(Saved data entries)
+++++
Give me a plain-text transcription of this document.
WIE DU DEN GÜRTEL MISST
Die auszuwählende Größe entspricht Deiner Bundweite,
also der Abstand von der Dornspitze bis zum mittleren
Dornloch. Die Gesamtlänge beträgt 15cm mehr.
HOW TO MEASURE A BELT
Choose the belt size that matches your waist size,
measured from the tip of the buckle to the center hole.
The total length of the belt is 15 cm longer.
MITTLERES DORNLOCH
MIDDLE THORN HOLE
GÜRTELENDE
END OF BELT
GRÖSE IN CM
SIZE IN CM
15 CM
+++++
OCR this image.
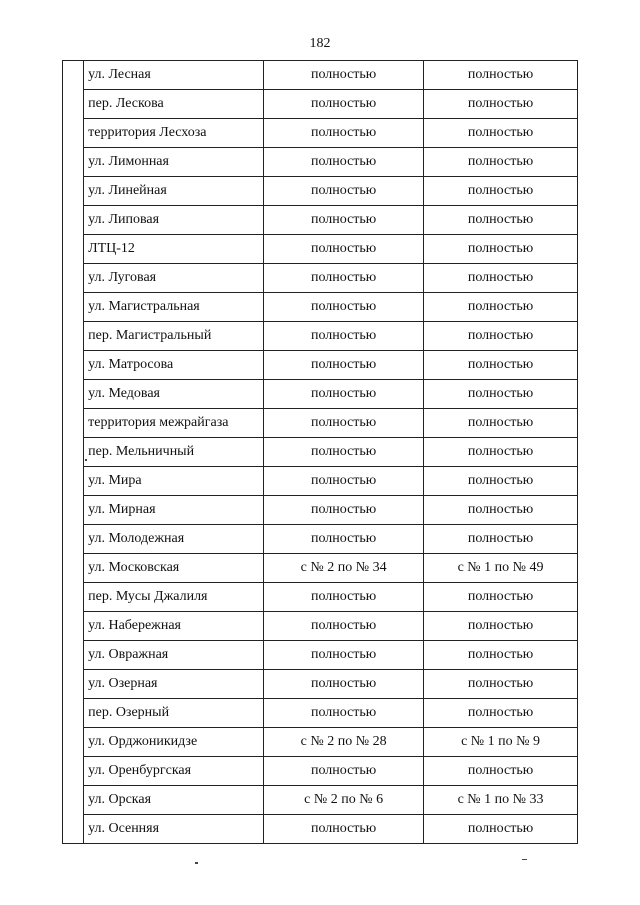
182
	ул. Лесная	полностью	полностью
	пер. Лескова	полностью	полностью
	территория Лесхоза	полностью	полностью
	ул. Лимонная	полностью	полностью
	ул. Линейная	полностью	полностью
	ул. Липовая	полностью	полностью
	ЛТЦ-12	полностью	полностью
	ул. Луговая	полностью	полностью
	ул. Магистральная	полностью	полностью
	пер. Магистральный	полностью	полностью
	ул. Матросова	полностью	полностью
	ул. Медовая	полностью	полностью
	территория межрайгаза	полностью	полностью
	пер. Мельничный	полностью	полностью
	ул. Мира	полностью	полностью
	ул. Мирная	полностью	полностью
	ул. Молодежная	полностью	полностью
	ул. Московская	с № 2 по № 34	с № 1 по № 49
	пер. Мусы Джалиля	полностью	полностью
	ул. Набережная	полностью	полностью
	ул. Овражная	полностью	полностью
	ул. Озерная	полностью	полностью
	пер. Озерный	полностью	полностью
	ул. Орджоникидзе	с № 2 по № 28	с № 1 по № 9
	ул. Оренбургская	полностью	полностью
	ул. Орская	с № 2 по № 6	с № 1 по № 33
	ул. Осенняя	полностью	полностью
+++++
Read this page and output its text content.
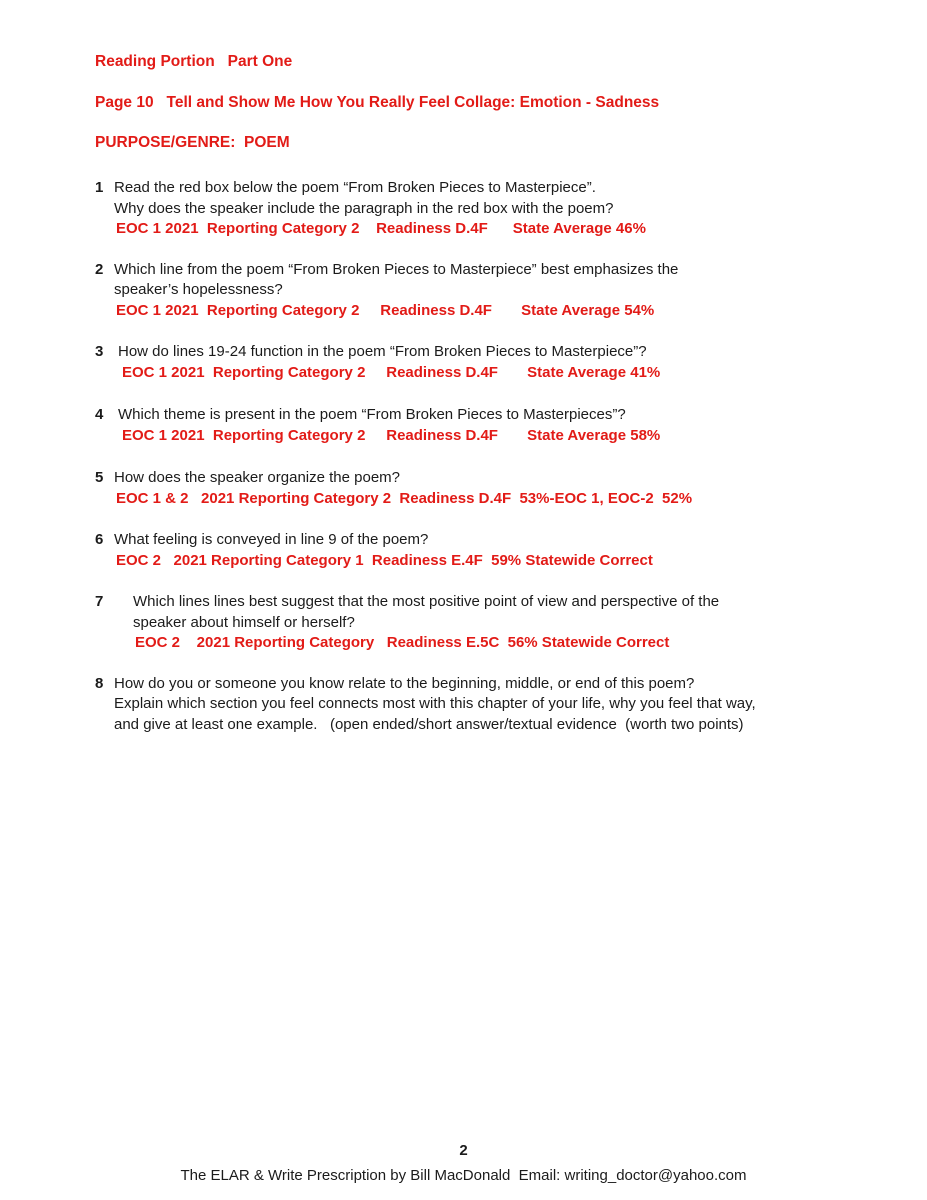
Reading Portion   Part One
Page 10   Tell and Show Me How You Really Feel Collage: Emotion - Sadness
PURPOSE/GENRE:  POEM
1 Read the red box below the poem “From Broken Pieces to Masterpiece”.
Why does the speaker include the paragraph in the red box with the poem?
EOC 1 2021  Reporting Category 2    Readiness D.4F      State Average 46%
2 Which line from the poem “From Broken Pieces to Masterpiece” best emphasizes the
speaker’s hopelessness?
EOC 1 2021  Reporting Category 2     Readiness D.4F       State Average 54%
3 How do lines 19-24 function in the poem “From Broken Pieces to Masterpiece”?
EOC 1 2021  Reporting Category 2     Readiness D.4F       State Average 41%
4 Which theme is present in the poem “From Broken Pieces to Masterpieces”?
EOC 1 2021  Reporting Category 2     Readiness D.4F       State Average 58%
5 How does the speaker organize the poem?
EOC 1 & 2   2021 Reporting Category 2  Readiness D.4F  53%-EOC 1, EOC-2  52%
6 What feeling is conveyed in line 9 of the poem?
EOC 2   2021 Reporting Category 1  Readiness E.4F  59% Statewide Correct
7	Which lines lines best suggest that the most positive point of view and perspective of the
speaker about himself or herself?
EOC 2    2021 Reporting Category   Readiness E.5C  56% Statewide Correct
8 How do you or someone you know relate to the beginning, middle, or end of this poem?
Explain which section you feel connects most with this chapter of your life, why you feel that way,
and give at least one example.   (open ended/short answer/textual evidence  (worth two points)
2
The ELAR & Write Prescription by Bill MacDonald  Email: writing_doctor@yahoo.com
+++++
* WHAT THE EXERCISE ASKS
Find each line with the string "that" and copy it out.

* SOLUTION
Choose the belt size that matches your waist size,
7	Which lines lines best suggest that the most positive point of view and perspective of the
Explain which section you feel connects most with this chapter of your life, why you feel that way,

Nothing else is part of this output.